EXERCISE: Report the number of lines in the entries below that include the word "万立方米", and nothing else.

RECORD EXCERPTS:
━━━━━━━━━━

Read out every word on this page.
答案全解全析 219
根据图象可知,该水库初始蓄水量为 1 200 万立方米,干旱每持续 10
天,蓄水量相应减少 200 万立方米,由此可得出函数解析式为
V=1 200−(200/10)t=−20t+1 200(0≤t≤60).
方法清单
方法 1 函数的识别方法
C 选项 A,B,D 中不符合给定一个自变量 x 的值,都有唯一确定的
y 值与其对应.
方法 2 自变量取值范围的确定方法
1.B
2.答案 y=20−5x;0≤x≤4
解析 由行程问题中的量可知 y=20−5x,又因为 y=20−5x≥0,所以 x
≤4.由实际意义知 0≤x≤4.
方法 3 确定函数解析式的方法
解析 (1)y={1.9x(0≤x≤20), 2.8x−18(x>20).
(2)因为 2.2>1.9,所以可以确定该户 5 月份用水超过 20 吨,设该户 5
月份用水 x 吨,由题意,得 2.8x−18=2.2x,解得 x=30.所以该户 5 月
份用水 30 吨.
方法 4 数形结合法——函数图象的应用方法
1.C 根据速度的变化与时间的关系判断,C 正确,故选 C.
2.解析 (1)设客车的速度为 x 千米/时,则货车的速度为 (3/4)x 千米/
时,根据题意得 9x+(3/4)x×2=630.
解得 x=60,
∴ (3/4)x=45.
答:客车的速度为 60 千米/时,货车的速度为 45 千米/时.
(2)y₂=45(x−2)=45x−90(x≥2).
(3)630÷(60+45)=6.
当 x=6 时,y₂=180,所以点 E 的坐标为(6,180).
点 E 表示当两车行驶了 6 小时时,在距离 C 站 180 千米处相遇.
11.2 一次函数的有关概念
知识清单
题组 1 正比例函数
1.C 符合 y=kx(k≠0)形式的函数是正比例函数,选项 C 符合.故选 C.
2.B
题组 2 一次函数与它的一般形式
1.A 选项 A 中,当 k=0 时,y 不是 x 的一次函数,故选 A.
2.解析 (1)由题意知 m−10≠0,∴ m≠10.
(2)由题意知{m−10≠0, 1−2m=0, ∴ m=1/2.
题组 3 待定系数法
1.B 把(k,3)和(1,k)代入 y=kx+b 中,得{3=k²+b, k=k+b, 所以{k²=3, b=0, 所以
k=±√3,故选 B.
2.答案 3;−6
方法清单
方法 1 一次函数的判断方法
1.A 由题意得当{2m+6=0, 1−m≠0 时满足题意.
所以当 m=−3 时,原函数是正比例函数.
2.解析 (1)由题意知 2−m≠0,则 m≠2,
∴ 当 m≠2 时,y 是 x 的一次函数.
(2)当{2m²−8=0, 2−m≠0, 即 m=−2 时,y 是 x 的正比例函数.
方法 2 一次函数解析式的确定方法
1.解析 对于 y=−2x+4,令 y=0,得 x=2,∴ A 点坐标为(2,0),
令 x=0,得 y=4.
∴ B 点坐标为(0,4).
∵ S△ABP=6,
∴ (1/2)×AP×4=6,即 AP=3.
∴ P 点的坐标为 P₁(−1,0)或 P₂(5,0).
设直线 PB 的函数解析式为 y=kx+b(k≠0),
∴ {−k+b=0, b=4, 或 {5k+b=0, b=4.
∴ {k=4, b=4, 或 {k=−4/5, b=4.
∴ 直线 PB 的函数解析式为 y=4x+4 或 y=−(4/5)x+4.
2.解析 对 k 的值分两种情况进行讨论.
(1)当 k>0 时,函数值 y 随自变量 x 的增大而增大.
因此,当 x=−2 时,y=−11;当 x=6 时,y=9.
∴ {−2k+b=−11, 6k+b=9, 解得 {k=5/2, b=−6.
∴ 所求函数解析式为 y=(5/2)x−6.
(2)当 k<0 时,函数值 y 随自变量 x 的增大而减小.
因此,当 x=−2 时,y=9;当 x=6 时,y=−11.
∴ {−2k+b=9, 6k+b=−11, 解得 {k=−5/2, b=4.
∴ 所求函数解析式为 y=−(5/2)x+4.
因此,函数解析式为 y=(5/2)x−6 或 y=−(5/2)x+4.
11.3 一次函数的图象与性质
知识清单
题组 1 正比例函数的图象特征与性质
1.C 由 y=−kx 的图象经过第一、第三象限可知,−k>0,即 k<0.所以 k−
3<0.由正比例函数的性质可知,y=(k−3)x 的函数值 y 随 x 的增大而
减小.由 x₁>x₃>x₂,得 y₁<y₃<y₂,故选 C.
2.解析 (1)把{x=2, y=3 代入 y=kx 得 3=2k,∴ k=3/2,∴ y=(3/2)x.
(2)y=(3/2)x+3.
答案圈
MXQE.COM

━━━━━━━━━━

ANSWER BELOW: 2